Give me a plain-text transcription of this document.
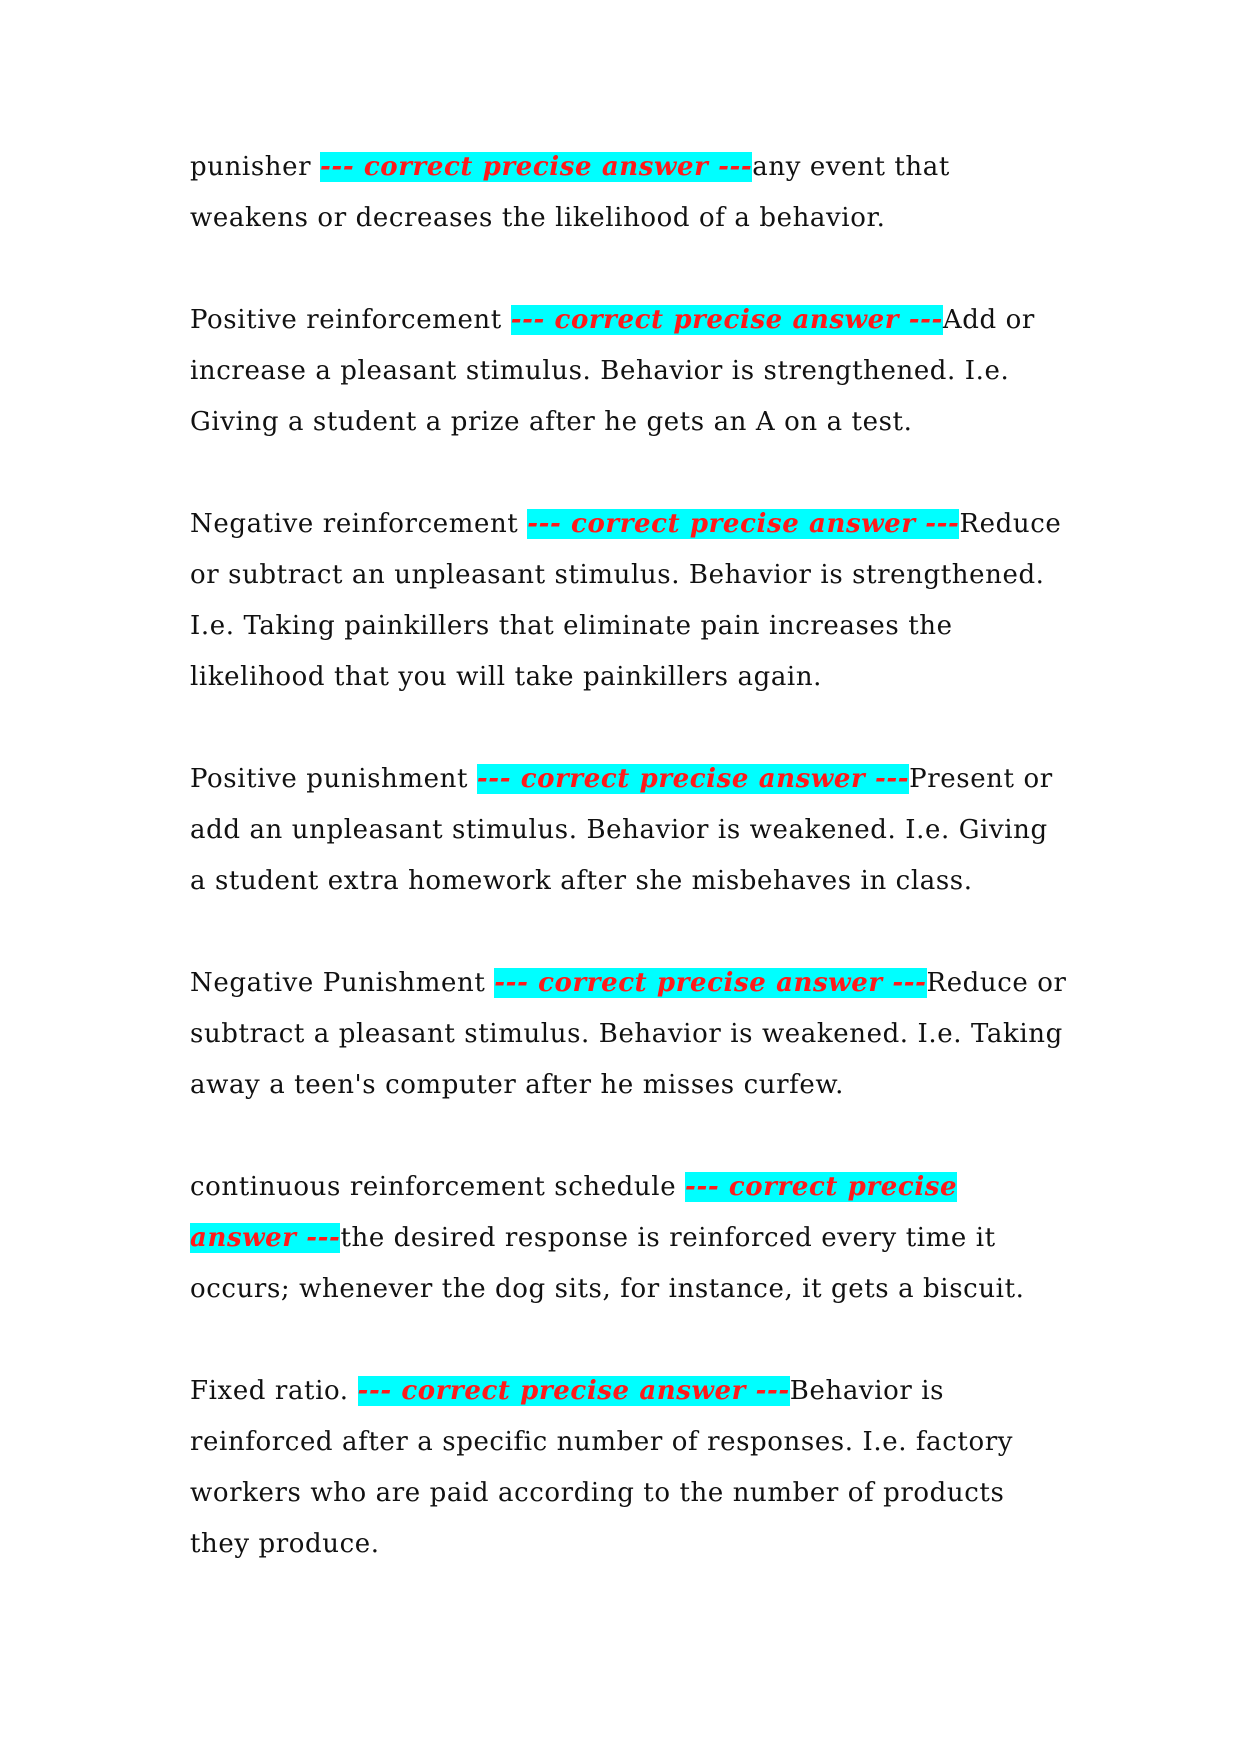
punisher --- correct precise answer ---any event that weakens or decreases the likelihood of a behavior.

Positive reinforcement --- correct precise answer ---Add or increase a pleasant stimulus. Behavior is strengthened. I.e. Giving a student a prize after he gets an A on a test.

Negative reinforcement --- correct precise answer ---Reduce or subtract an unpleasant stimulus. Behavior is strengthened. I.e. Taking painkillers that eliminate pain increases the likelihood that you will take painkillers again.

Positive punishment --- correct precise answer ---Present or add an unpleasant stimulus. Behavior is weakened. I.e. Giving a student extra homework after she misbehaves in class.

Negative Punishment --- correct precise answer ---Reduce or subtract a pleasant stimulus. Behavior is weakened. I.e. Taking away a teen's computer after he misses curfew.

continuous reinforcement schedule --- correct precise answer ---the desired response is reinforced every time it occurs; whenever the dog sits, for instance, it gets a biscuit.

Fixed ratio. --- correct precise answer ---Behavior is reinforced after a specific number of responses. I.e. factory workers who are paid according to the number of products they produce.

* _Problem details_:
Identify the lines in the records above that contain the word "Negative", then state how many there are and nothing more.

* _Output_:
2